__Entries supplied__.
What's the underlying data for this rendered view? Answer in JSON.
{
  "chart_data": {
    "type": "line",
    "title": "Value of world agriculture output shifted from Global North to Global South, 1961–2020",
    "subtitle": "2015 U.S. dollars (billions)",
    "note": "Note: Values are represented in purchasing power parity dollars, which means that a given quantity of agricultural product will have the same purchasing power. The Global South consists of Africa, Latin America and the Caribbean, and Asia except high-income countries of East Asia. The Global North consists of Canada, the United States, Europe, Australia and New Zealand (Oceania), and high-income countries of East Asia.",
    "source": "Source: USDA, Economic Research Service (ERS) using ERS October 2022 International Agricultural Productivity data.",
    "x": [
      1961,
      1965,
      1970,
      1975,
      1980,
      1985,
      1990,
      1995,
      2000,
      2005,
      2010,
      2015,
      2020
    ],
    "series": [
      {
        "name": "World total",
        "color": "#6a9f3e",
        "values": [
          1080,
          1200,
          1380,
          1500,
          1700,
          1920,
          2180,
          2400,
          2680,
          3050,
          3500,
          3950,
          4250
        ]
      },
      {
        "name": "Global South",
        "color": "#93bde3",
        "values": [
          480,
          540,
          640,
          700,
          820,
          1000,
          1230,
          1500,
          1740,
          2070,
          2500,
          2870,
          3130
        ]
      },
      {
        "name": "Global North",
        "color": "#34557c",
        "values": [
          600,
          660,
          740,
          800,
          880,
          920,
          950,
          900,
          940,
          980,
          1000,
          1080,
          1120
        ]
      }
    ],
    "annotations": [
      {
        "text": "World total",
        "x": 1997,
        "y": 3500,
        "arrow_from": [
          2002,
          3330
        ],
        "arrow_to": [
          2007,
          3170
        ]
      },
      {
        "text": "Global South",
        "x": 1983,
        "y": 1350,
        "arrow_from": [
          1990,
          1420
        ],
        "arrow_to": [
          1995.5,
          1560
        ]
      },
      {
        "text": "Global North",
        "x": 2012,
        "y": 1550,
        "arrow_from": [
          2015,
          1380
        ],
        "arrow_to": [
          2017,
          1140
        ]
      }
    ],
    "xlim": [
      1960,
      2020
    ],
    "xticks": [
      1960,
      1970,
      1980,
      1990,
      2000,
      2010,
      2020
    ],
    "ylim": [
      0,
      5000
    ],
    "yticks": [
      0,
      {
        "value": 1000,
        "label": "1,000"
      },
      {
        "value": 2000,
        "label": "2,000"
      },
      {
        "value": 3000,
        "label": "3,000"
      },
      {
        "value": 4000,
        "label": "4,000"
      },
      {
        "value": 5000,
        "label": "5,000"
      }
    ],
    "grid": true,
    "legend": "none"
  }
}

...

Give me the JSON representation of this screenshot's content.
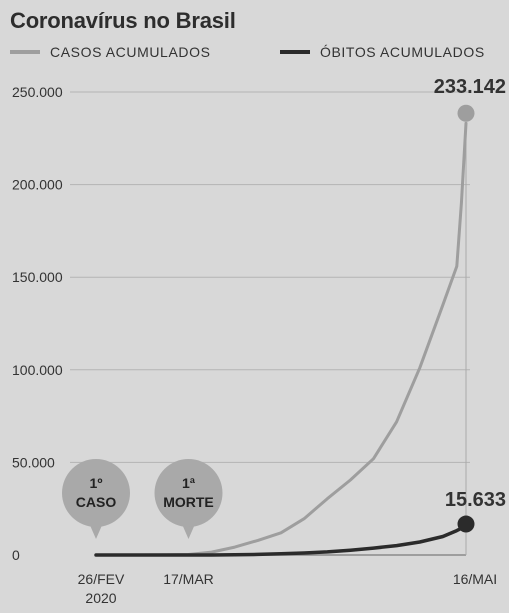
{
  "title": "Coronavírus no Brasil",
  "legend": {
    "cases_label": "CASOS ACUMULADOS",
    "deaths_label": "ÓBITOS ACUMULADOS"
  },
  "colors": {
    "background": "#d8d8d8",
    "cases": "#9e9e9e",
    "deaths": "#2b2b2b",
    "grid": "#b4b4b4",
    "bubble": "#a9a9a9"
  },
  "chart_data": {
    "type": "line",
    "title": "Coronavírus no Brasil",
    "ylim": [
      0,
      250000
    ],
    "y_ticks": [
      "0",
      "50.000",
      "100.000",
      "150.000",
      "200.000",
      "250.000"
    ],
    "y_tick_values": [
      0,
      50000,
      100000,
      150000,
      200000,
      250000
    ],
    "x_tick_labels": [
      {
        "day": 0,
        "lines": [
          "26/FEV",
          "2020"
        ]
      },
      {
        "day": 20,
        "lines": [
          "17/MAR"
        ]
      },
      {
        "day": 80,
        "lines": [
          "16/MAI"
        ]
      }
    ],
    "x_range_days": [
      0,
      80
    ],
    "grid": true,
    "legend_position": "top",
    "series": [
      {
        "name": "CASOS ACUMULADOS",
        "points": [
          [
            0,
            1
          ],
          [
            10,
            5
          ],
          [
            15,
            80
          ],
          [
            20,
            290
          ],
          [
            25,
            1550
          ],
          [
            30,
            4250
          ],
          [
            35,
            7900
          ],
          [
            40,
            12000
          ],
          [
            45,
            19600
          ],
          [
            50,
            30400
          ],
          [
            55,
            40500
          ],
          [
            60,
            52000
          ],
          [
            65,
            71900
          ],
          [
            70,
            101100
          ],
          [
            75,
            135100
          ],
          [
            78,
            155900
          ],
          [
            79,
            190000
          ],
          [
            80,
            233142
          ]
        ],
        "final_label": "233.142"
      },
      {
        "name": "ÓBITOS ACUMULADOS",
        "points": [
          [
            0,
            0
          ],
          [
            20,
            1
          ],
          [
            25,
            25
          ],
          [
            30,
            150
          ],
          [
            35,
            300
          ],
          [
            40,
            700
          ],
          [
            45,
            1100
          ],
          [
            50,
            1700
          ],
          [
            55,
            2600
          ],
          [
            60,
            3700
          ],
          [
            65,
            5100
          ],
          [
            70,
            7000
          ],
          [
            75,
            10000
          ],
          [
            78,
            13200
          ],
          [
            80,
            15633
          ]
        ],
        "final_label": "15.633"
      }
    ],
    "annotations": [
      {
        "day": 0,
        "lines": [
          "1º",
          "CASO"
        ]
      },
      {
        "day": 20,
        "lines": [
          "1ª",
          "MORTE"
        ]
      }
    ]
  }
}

---

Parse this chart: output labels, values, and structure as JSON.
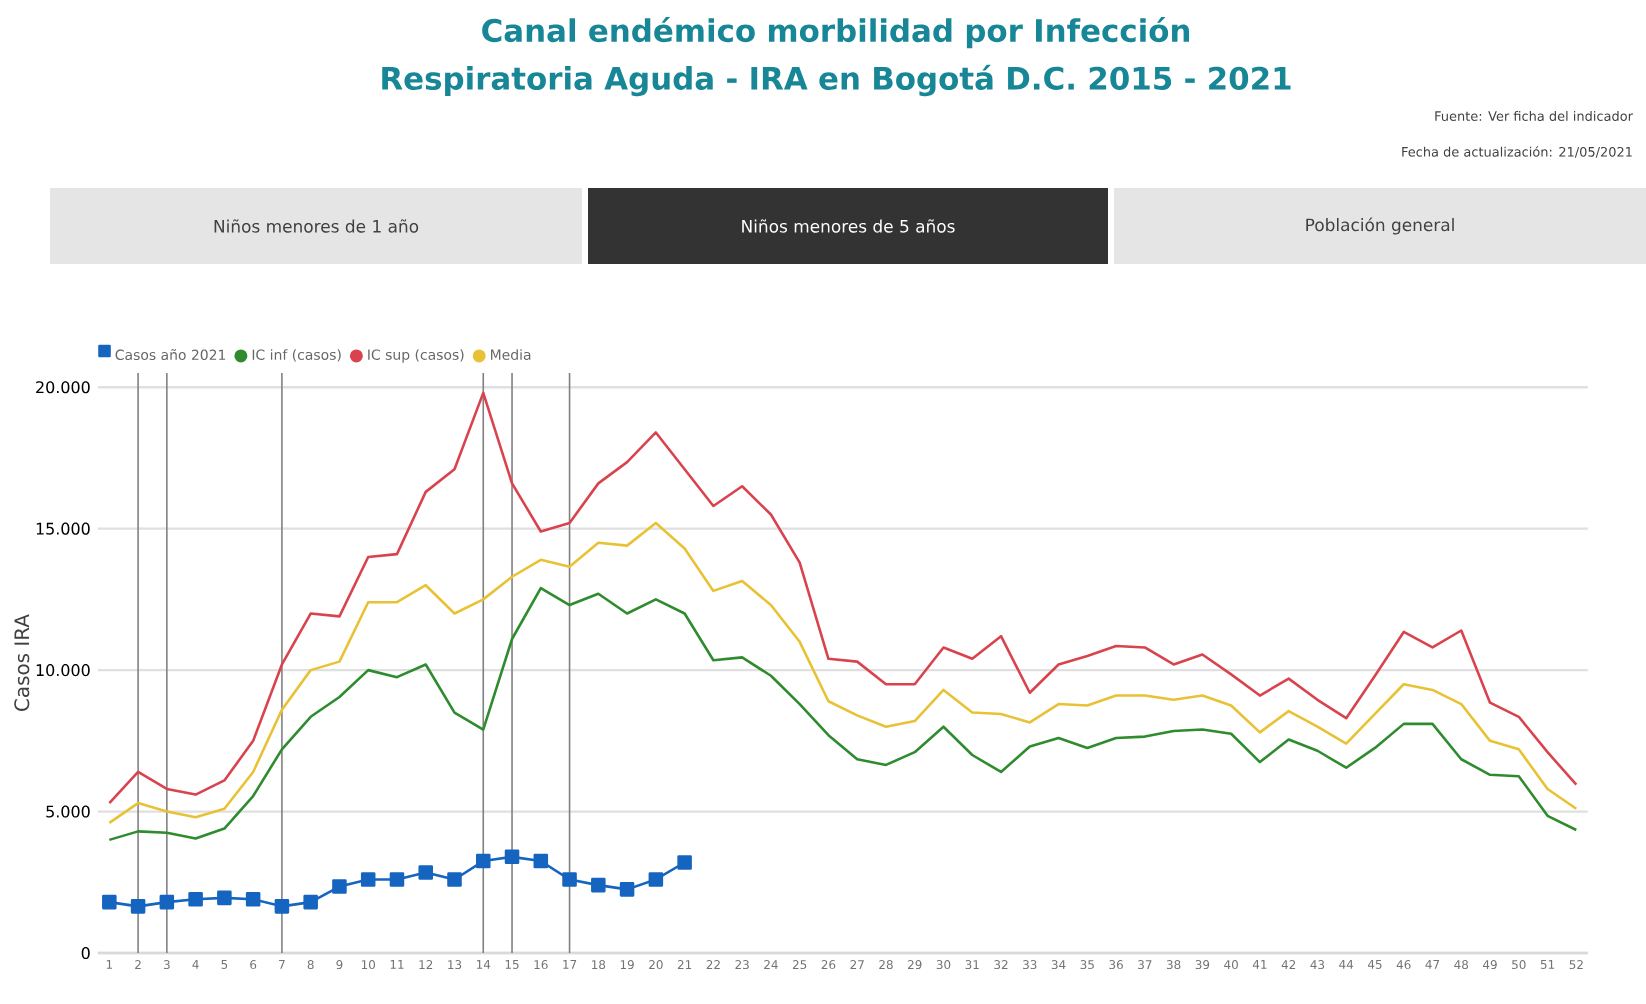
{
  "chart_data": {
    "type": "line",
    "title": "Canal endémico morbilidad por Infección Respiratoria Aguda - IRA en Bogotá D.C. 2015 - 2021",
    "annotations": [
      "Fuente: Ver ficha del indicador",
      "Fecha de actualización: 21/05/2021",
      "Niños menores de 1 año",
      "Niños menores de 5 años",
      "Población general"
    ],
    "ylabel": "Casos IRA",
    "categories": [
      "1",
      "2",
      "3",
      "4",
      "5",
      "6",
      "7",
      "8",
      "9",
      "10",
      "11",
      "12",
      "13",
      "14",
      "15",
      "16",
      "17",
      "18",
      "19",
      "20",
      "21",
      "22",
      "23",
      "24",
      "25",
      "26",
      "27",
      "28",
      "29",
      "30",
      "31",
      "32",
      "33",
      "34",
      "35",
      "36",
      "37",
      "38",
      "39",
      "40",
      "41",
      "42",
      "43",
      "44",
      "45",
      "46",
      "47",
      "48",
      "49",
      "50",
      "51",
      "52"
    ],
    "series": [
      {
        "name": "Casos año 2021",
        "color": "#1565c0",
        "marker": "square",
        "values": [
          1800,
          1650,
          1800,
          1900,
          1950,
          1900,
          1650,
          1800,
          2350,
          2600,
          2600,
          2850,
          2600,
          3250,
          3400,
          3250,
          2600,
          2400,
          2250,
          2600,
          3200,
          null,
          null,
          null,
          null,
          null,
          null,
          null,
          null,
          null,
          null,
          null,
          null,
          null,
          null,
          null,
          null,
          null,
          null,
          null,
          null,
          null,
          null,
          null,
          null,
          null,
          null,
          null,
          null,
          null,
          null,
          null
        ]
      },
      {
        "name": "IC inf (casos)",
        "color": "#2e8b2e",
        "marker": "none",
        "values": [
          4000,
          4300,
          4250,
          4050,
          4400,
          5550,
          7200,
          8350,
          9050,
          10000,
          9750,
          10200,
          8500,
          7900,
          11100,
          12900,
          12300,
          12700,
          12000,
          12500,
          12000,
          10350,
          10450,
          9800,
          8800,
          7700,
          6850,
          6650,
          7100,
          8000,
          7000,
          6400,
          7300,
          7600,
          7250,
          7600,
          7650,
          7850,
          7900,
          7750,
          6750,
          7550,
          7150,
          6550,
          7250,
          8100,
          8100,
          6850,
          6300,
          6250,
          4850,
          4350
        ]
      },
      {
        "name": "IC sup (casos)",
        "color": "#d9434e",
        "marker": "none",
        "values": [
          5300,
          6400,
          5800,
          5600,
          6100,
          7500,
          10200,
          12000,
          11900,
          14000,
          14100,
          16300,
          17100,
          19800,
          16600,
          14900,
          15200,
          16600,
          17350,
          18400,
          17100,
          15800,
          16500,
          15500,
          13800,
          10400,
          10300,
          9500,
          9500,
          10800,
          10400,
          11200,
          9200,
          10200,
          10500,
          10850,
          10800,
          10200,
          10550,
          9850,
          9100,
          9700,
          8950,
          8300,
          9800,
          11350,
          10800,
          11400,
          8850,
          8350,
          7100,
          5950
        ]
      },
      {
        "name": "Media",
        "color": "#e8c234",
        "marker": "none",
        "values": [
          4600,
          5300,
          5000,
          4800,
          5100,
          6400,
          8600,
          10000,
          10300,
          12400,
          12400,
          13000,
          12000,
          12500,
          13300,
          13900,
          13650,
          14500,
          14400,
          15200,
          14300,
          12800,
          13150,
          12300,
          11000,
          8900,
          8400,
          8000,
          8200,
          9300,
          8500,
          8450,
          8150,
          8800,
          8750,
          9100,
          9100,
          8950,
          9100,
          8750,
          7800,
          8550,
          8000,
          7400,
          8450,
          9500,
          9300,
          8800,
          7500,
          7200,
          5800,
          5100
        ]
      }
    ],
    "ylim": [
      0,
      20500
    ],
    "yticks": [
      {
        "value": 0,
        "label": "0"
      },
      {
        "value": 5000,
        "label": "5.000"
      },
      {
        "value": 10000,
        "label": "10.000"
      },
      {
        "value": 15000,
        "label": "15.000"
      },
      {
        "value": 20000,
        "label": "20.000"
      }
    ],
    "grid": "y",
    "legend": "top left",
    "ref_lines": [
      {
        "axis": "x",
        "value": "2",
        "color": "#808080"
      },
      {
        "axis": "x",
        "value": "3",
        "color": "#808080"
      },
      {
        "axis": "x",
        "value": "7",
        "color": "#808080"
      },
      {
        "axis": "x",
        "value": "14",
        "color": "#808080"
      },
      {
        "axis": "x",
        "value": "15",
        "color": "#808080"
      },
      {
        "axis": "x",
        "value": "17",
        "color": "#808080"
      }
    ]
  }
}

__Set problem__. Report the number of lines in the listing where the string "North" appears, and nothing besides.

__Result of this exercise__. 4